═══ Material for the task

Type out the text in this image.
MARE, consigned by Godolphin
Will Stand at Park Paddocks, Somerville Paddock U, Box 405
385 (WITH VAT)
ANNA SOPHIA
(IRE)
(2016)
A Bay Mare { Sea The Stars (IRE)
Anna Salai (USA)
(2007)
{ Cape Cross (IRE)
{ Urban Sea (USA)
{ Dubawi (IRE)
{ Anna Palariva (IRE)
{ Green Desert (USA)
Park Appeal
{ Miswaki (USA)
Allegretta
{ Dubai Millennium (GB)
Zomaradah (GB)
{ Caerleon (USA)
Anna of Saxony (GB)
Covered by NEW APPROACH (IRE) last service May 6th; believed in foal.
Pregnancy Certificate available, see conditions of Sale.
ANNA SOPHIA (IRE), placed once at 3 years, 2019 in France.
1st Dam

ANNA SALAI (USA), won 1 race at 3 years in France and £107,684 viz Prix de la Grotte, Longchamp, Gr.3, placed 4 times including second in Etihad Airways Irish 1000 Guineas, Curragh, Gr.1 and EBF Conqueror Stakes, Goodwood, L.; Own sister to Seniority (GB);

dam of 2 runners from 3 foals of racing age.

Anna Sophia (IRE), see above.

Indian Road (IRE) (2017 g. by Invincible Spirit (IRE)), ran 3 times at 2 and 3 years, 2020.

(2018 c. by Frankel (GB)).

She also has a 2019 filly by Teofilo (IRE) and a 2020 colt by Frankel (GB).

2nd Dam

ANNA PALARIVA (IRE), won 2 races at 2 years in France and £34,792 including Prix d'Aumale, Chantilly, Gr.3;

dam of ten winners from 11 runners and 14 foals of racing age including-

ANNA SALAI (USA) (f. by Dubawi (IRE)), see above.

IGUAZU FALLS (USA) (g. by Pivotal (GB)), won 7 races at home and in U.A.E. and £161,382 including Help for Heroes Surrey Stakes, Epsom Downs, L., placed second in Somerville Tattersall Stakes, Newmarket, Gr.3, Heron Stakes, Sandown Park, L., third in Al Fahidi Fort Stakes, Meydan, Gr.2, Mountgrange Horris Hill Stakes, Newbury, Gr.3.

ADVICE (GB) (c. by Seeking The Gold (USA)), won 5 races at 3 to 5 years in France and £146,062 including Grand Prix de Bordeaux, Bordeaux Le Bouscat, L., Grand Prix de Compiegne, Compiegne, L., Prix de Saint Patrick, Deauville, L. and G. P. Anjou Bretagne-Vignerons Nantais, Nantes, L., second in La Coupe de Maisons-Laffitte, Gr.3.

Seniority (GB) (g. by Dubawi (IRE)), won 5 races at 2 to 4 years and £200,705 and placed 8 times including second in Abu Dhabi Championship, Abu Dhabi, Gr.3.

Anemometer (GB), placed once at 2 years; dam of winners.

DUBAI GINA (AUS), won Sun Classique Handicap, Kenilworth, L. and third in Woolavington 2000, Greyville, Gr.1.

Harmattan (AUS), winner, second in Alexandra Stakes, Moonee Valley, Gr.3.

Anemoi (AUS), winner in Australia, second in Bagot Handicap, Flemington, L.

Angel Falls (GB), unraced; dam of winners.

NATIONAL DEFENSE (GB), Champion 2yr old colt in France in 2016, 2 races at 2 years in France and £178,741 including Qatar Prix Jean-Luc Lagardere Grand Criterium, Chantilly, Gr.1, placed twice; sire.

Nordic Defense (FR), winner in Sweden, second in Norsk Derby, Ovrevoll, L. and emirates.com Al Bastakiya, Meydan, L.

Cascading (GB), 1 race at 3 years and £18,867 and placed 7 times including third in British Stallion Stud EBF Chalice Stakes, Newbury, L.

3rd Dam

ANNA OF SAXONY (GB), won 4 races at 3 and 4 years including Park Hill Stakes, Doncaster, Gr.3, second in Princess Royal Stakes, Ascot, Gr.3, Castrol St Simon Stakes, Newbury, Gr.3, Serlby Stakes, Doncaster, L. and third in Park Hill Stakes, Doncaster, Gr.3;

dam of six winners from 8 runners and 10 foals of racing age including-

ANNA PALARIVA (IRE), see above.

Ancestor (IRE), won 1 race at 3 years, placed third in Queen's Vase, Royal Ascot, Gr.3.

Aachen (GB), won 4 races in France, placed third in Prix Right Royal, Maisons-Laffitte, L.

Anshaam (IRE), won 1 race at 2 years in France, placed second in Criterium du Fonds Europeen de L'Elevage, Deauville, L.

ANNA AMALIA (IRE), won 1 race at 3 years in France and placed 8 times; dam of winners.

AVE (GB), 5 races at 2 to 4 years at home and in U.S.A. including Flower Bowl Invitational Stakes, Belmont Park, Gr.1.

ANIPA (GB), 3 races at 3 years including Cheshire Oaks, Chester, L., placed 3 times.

══════

> Given problem
Reproduce the material exactly, with every line intact.

> Worked solution
Type out the text in this image.
MARE, consigned by Godolphin
Will Stand at Park Paddocks, Somerville Paddock U, Box 405
385 (WITH VAT)
ANNA SOPHIA
(IRE)
(2016)
A Bay Mare { Sea The Stars (IRE)
Anna Salai (USA)
(2007)
{ Cape Cross (IRE)
{ Urban Sea (USA)
{ Dubawi (IRE)
{ Anna Palariva (IRE)
{ Green Desert (USA)
Park Appeal
{ Miswaki (USA)
Allegretta
{ Dubai Millennium (GB)
Zomaradah (GB)
{ Caerleon (USA)
Anna of Saxony (GB)
Covered by NEW APPROACH (IRE) last service May 6th; believed in foal.
Pregnancy Certificate available, see conditions of Sale.
ANNA SOPHIA (IRE), placed once at 3 years, 2019 in France.
1st Dam

ANNA SALAI (USA), won 1 race at 3 years in France and £107,684 viz Prix de la Grotte, Longchamp, Gr.3, placed 4 times including second in Etihad Airways Irish 1000 Guineas, Curragh, Gr.1 and EBF Conqueror Stakes, Goodwood, L.; Own sister to Seniority (GB);

dam of 2 runners from 3 foals of racing age.

Anna Sophia (IRE), see above.

Indian Road (IRE) (2017 g. by Invincible Spirit (IRE)), ran 3 times at 2 and 3 years, 2020.

(2018 c. by Frankel (GB)).

She also has a 2019 filly by Teofilo (IRE) and a 2020 colt by Frankel (GB).

2nd Dam

ANNA PALARIVA (IRE), won 2 races at 2 years in France and £34,792 including Prix d'Aumale, Chantilly, Gr.3;

dam of ten winners from 11 runners and 14 foals of racing age including-

ANNA SALAI (USA) (f. by Dubawi (IRE)), see above.

IGUAZU FALLS (USA) (g. by Pivotal (GB)), won 7 races at home and in U.A.E. and £161,382 including Help for Heroes Surrey Stakes, Epsom Downs, L., placed second in Somerville Tattersall Stakes, Newmarket, Gr.3, Heron Stakes, Sandown Park, L., third in Al Fahidi Fort Stakes, Meydan, Gr.2, Mountgrange Horris Hill Stakes, Newbury, Gr.3.

ADVICE (GB) (c. by Seeking The Gold (USA)), won 5 races at 3 to 5 years in France and £146,062 including Grand Prix de Bordeaux, Bordeaux Le Bouscat, L., Grand Prix de Compiegne, Compiegne, L., Prix de Saint Patrick, Deauville, L. and G. P. Anjou Bretagne-Vignerons Nantais, Nantes, L., second in La Coupe de Maisons-Laffitte, Gr.3.

Seniority (GB) (g. by Dubawi (IRE)), won 5 races at 2 to 4 years and £200,705 and placed 8 times including second in Abu Dhabi Championship, Abu Dhabi, Gr.3.

Anemometer (GB), placed once at 2 years; dam of winners.

DUBAI GINA (AUS), won Sun Classique Handicap, Kenilworth, L. and third in Woolavington 2000, Greyville, Gr.1.

Harmattan (AUS), winner, second in Alexandra Stakes, Moonee Valley, Gr.3.

Anemoi (AUS), winner in Australia, second in Bagot Handicap, Flemington, L.

Angel Falls (GB), unraced; dam of winners.

NATIONAL DEFENSE (GB), Champion 2yr old colt in France in 2016, 2 races at 2 years in France and £178,741 including Qatar Prix Jean-Luc Lagardere Grand Criterium, Chantilly, Gr.1, placed twice; sire.

Nordic Defense (FR), winner in Sweden, second in Norsk Derby, Ovrevoll, L. and emirates.com Al Bastakiya, Meydan, L.

Cascading (GB), 1 race at 3 years and £18,867 and placed 7 times including third in British Stallion Stud EBF Chalice Stakes, Newbury, L.

3rd Dam

ANNA OF SAXONY (GB), won 4 races at 3 and 4 years including Park Hill Stakes, Doncaster, Gr.3, second in Princess Royal Stakes, Ascot, Gr.3, Castrol St Simon Stakes, Newbury, Gr.3, Serlby Stakes, Doncaster, L. and third in Park Hill Stakes, Doncaster, Gr.3;

dam of six winners from 8 runners and 10 foals of racing age including-

ANNA PALARIVA (IRE), see above.

Ancestor (IRE), won 1 race at 3 years, placed third in Queen's Vase, Royal Ascot, Gr.3.

Aachen (GB), won 4 races in France, placed third in Prix Right Royal, Maisons-Laffitte, L.

Anshaam (IRE), won 1 race at 2 years in France, placed second in Criterium du Fonds Europeen de L'Elevage, Deauville, L.

ANNA AMALIA (IRE), won 1 race at 3 years in France and placed 8 times; dam of winners.

AVE (GB), 5 races at 2 to 4 years at home and in U.S.A. including Flower Bowl Invitational Stakes, Belmont Park, Gr.1.

ANIPA (GB), 3 races at 3 years including Cheshire Oaks, Chester, L., placed 3 times.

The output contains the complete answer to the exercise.